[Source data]

========

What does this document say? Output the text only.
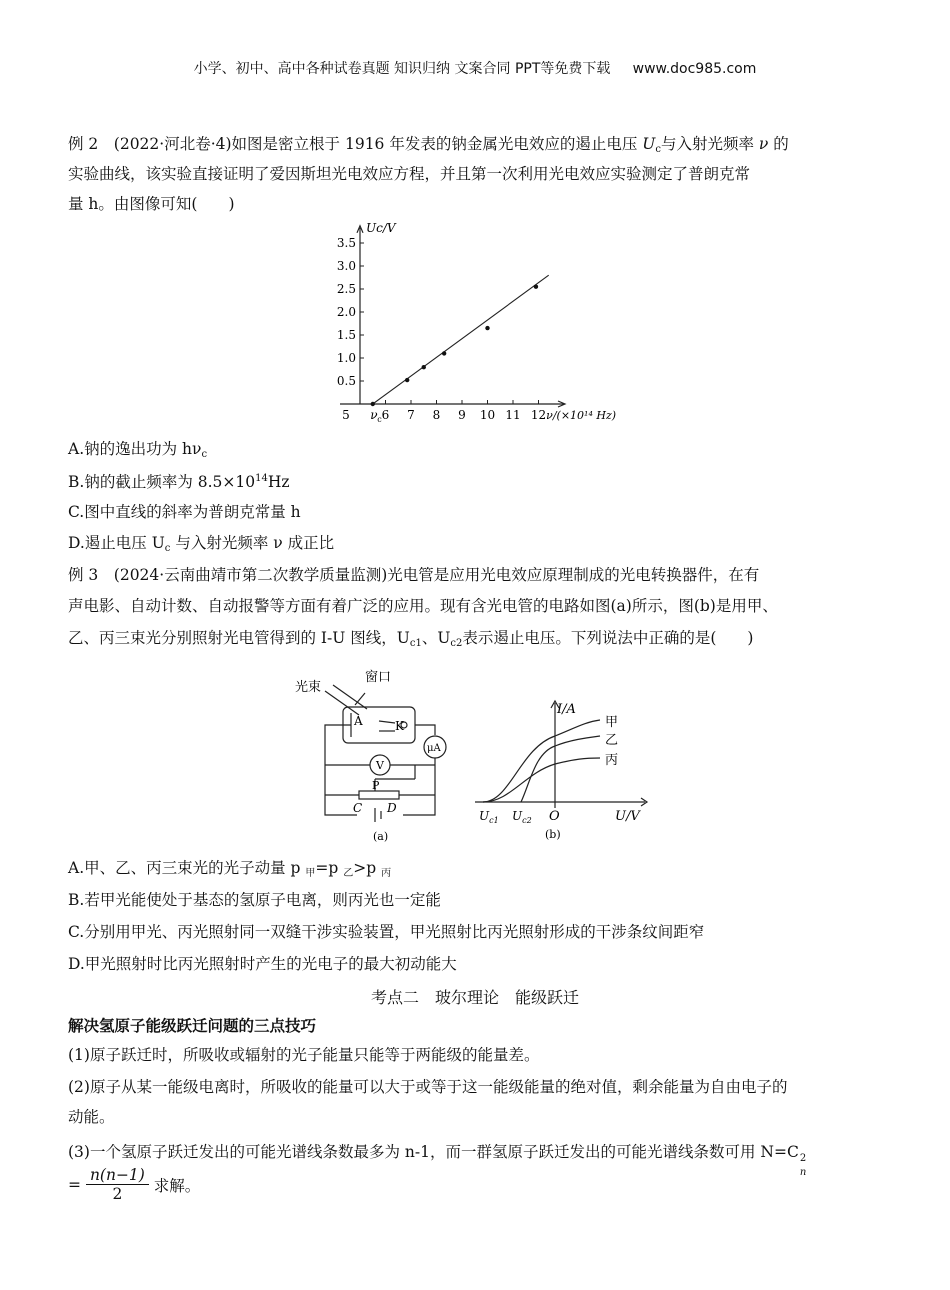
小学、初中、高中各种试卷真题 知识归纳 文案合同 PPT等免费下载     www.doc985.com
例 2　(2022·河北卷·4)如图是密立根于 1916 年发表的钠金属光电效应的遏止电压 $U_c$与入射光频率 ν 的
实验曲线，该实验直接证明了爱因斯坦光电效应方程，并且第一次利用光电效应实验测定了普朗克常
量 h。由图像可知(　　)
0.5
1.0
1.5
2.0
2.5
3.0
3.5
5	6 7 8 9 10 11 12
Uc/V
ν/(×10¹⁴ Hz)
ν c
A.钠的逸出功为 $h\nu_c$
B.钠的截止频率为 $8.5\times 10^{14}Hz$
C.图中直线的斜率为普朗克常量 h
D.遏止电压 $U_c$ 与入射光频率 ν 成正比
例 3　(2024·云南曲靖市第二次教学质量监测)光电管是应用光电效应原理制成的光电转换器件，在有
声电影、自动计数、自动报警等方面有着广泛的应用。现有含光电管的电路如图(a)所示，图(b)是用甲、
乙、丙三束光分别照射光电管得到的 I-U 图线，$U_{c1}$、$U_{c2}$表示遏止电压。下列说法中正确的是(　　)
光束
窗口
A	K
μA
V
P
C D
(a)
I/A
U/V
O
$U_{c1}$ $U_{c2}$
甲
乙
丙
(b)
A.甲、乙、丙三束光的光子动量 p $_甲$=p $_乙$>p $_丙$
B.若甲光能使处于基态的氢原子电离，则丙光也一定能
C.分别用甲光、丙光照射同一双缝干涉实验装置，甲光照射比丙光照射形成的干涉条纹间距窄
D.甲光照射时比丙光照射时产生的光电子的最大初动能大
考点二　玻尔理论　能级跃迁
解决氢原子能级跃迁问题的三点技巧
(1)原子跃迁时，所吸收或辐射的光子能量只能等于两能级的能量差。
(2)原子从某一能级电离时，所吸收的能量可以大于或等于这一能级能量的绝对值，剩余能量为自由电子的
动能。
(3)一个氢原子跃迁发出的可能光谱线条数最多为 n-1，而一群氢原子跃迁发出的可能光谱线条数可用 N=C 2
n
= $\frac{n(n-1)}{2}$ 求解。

========

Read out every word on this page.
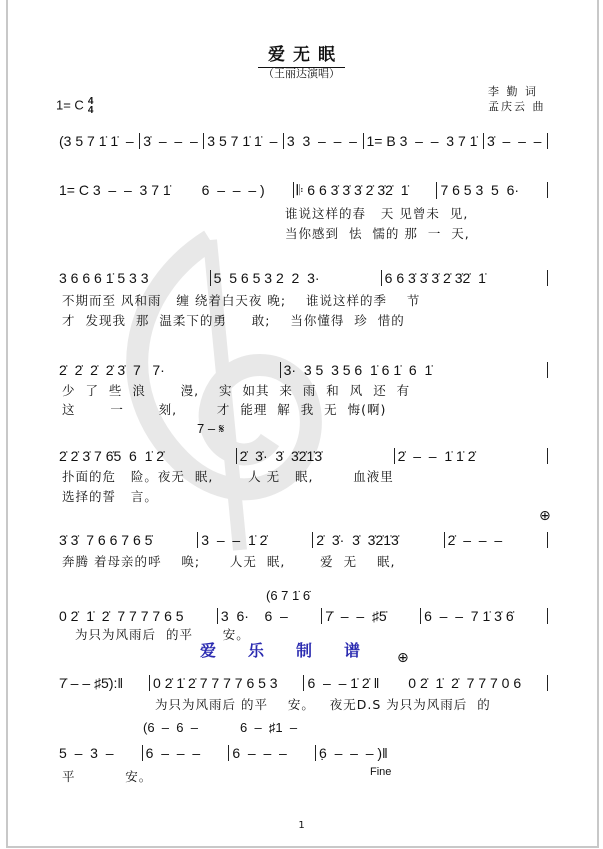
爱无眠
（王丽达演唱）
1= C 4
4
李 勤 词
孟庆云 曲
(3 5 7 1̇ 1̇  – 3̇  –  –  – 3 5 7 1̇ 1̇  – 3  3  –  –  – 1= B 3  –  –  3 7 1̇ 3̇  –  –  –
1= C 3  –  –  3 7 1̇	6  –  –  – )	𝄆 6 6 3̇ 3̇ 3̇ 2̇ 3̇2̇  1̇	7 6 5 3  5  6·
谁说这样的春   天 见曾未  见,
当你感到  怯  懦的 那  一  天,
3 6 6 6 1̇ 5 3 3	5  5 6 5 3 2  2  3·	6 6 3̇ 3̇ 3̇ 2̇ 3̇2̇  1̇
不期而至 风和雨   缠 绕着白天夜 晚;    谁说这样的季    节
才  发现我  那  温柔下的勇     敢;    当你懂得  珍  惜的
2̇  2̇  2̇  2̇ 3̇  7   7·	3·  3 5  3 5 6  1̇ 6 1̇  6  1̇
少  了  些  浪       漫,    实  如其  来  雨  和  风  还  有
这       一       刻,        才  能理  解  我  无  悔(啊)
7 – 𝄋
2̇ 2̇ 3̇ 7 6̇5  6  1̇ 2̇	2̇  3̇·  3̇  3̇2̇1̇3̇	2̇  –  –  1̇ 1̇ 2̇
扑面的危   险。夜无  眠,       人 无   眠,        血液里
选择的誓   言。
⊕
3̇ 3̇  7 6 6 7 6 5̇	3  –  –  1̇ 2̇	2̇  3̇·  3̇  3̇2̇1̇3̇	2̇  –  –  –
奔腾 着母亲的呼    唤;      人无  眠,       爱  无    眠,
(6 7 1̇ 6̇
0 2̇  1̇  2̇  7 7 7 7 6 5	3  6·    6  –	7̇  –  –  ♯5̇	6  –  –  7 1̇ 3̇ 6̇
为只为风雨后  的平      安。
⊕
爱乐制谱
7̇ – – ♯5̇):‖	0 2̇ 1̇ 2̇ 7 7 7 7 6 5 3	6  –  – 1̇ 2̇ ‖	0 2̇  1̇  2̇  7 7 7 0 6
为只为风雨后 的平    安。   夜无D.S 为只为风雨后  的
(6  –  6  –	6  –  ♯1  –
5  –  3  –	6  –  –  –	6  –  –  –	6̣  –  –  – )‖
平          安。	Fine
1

========

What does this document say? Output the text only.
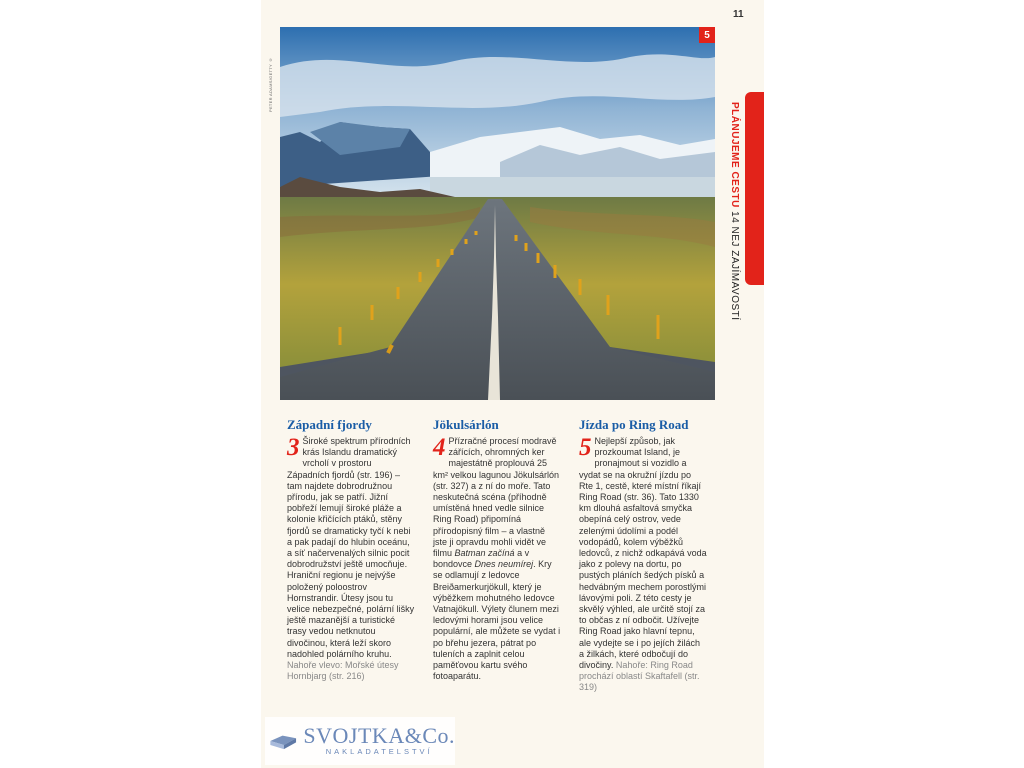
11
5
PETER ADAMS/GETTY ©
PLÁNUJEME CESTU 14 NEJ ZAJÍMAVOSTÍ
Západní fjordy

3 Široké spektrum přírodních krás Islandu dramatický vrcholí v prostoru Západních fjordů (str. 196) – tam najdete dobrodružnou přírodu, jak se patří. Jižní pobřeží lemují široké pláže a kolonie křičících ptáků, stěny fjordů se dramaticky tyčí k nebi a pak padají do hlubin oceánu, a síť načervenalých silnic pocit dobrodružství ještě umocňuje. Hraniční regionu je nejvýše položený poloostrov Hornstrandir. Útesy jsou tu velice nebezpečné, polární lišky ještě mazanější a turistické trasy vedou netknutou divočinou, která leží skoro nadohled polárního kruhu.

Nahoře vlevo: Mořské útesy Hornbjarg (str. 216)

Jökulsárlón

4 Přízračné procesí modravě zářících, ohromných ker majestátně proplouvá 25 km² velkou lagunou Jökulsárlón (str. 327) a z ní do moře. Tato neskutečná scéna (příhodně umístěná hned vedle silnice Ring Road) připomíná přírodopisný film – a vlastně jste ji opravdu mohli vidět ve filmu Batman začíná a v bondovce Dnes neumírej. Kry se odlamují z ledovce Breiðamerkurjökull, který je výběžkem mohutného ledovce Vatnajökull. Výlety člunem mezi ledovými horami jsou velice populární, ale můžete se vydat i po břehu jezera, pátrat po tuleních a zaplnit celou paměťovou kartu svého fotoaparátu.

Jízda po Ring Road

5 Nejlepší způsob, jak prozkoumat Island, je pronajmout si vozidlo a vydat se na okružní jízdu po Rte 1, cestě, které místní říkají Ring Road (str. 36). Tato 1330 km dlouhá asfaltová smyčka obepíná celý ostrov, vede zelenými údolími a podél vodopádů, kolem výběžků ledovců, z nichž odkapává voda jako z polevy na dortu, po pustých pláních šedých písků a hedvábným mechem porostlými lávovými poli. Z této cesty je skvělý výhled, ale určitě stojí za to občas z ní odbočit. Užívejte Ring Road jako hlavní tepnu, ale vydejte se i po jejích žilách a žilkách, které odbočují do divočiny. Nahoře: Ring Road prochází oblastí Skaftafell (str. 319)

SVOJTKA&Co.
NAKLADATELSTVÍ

========

§ **Exercise details**
Tally every line of the data that holds the word "与入射光频率" and write the count alone.

§ **Solution to this problem**
2